**The request**
Only a number is wanted: how many lines in these records contain the word "this"?

**Supplied entries**
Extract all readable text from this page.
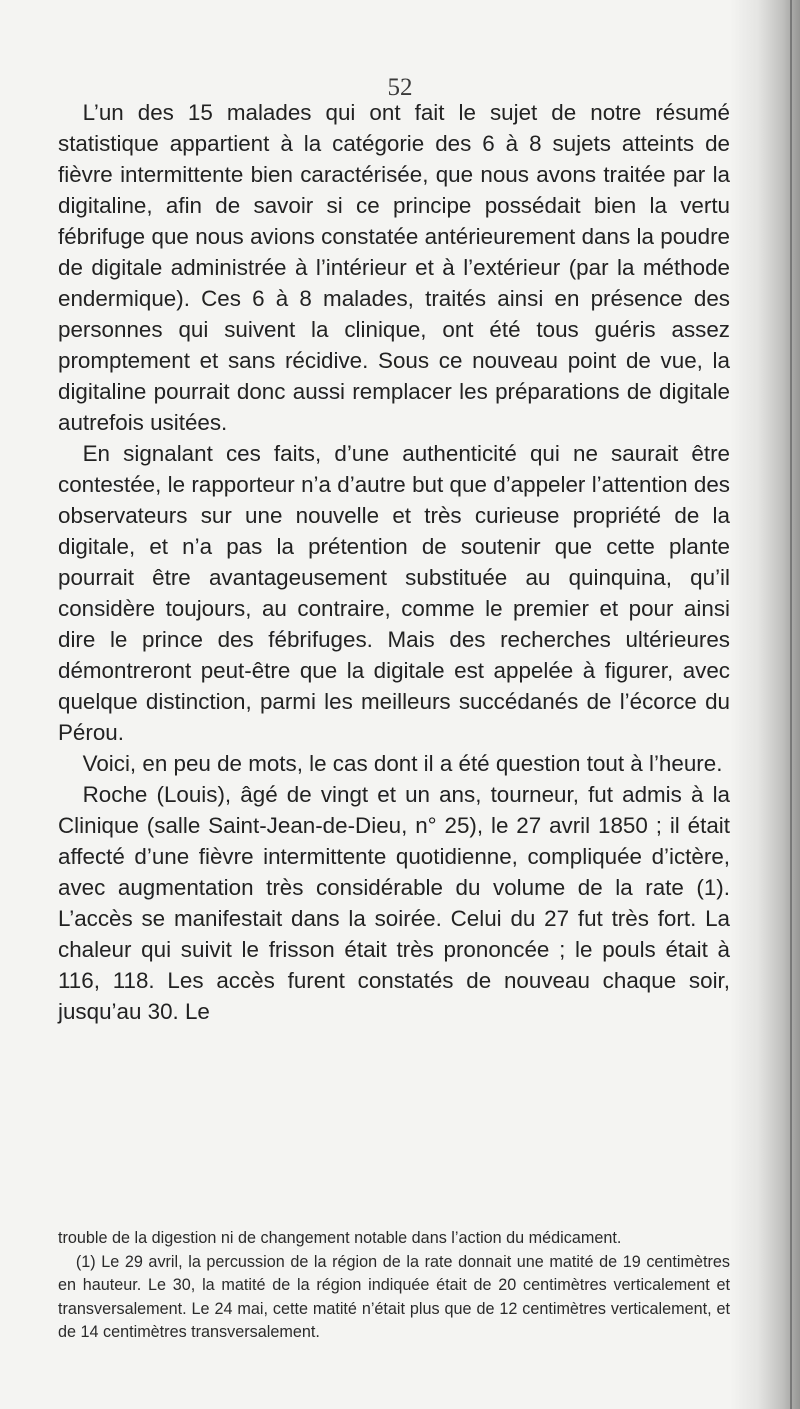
52

L’un des 15 malades qui ont fait le sujet de notre résumé statistique appartient à la catégorie des 6 à 8 sujets atteints de fièvre intermittente bien caractérisée, que nous avons traitée par la digitaline, afin de savoir si ce principe possédait bien la vertu fébrifuge que nous avions constatée antérieurement dans la poudre de digitale administrée à l’intérieur et à l’extérieur (par la méthode endermique). Ces 6 à 8 malades, traités ainsi en présence des personnes qui suivent la clinique, ont été tous guéris assez promptement et sans récidive. Sous ce nouveau point de vue, la digitaline pourrait donc aussi remplacer les préparations de digitale autrefois usitées.

En signalant ces faits, d’une authenticité qui ne saurait être contestée, le rapporteur n’a d’autre but que d’appeler l’attention des observateurs sur une nouvelle et très curieuse propriété de la digitale, et n’a pas la prétention de soutenir que cette plante pourrait être avantageusement substituée au quinquina, qu’il considère toujours, au contraire, comme le premier et pour ainsi dire le prince des fébrifuges. Mais des recherches ultérieures démontreront peut-être que la digitale est appelée à figurer, avec quelque distinction, parmi les meilleurs succédanés de l’écorce du Pérou.

Voici, en peu de mots, le cas dont il a été question tout à l’heure.

Roche (Louis), âgé de vingt et un ans, tourneur, fut admis à la Clinique (salle Saint-Jean-de-Dieu, n° 25), le 27 avril 1850 ; il était affecté d’une fièvre intermittente quotidienne, compliquée d’ictère, avec augmentation très considérable du volume de la rate (1). L’accès se manifestait dans la soirée. Celui du 27 fut très fort. La chaleur qui suivit le frisson était très prononcée ; le pouls était à 116, 118. Les accès furent constatés de nouveau chaque soir, jusqu’au 30. Le

trouble de la digestion ni de changement notable dans l’action du médicament.

(1) Le 29 avril, la percussion de la région de la rate donnait une matité de 19 centimètres en hauteur. Le 30, la matité de la région indiquée était de 20 centimètres verticalement et transversalement. Le 24 mai, cette matité n’était plus que de 12 centimètres verticalement, et de 14 centimètres transversalement.
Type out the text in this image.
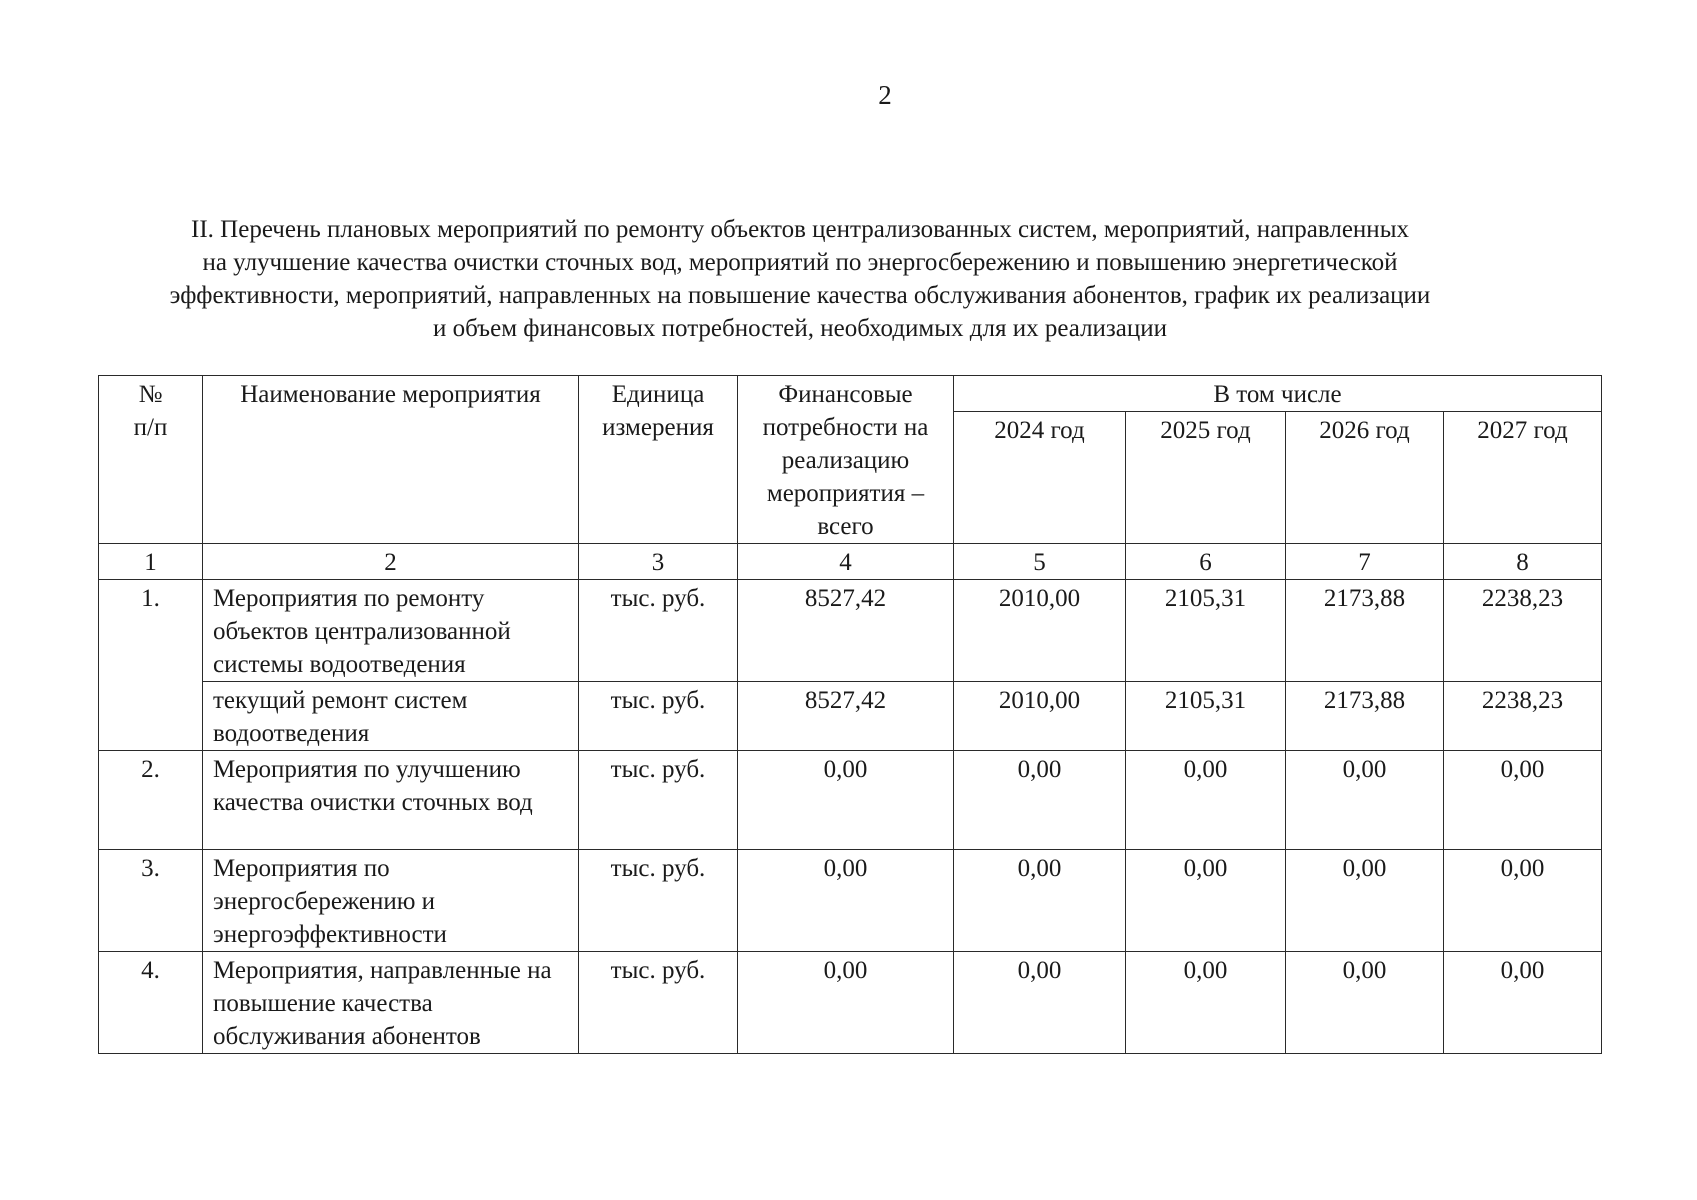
2
II. Перечень плановых мероприятий по ремонту объектов централизованных систем, мероприятий, направленных
на улучшение качества очистки сточных вод, мероприятий по энергосбережению и повышению энергетической
эффективности, мероприятий, направленных на повышение качества обслуживания абонентов, график их реализации
и объем финансовых потребностей, необходимых для их реализации
№ п/п	Наименование мероприятия	Единица измерения	Финансовые потребности на реализацию мероприятия – всего	В том числе			
				2024 год	2025 год	2026 год	2027 год
1	2	3	4	5	6	7	8
1.	Мероприятия по ремонту объектов централизованной системы водоотведения	тыс. руб.	8527,42	2010,00	2105,31	2173,88	2238,23
	текущий ремонт систем водоотведения	тыс. руб.	8527,42	2010,00	2105,31	2173,88	2238,23
2.	Мероприятия по улучшению качества очистки сточных вод	тыс. руб.	0,00	0,00	0,00	0,00	0,00
3.	Мероприятия по энергосбережению и энергоэффективности	тыс. руб.	0,00	0,00	0,00	0,00	0,00
4.	Мероприятия, направленные на повышение качества обслуживания абонентов	тыс. руб.	0,00	0,00	0,00	0,00	0,00
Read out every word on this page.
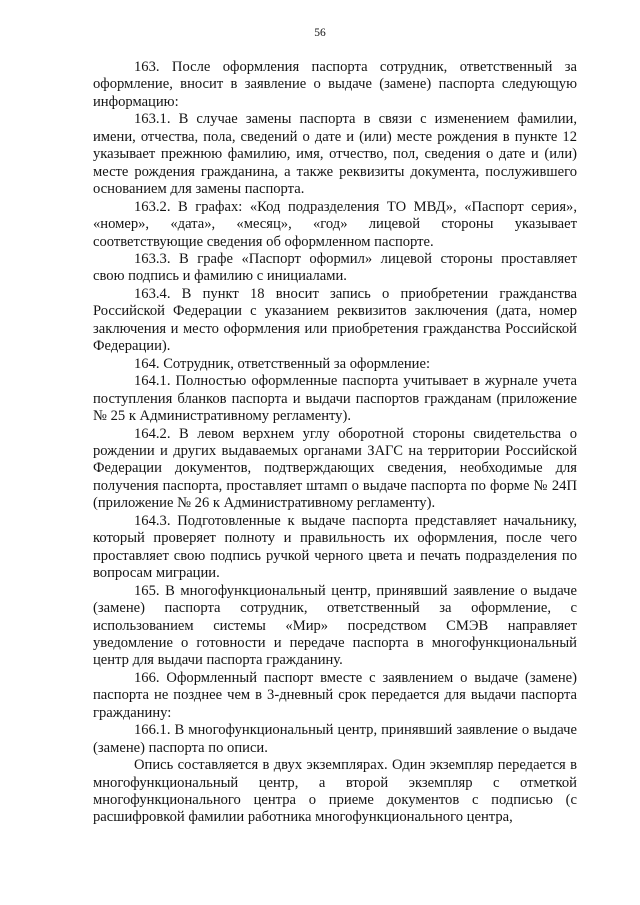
56

163. После оформления паспорта сотрудник, ответственный за оформление, вносит в заявление о выдаче (замене) паспорта следующую информацию:

163.1. В случае замены паспорта в связи с изменением фамилии, имени, отчества, пола, сведений о дате и (или) месте рождения в пункте 12 указывает прежнюю фамилию, имя, отчество, пол, сведения о дате и (или) месте рождения гражданина, а также реквизиты документа, послужившего основанием для замены паспорта.

163.2. В графах: «Код подразделения ТО МВД», «Паспорт серия», «номер», «дата», «месяц», «год» лицевой стороны указывает соответствующие сведения об оформленном паспорте.

163.3. В графе «Паспорт оформил» лицевой стороны проставляет свою подпись и фамилию с инициалами.

163.4. В пункт 18 вносит запись о приобретении гражданства Российской Федерации с указанием реквизитов заключения (дата, номер заключения и место оформления или приобретения гражданства Российской Федерации).

164. Сотрудник, ответственный за оформление:

164.1. Полностью оформленные паспорта учитывает в журнале учета поступления бланков паспорта и выдачи паспортов гражданам (приложение № 25 к Административному регламенту).

164.2. В левом верхнем углу оборотной стороны свидетельства о рождении и других выдаваемых органами ЗАГС на территории Российской Федерации документов, подтверждающих сведения, необходимые для получения паспорта, проставляет штамп о выдаче паспорта по форме № 24П (приложение № 26 к Административному регламенту).

164.3. Подготовленные к выдаче паспорта представляет начальнику, который проверяет полноту и правильность их оформления, после чего проставляет свою подпись ручкой черного цвета и печать подразделения по вопросам миграции.

165. В многофункциональный центр, принявший заявление о выдаче (замене) паспорта сотрудник, ответственный за оформление, с использованием системы «Мир» посредством СМЭВ направляет уведомление о готовности и передаче паспорта в многофункциональный центр для выдачи паспорта гражданину.

166. Оформленный паспорт вместе с заявлением о выдаче (замене) паспорта не позднее чем в 3-дневный срок передается для выдачи паспорта гражданину:

166.1. В многофункциональный центр, принявший заявление о выдаче (замене) паспорта по описи.

Опись составляется в двух экземплярах. Один экземпляр передается в многофункциональный центр, а второй экземпляр с отметкой многофункционального центра о приеме документов с подписью (с расшифровкой фамилии работника многофункционального центра,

**Result below**
3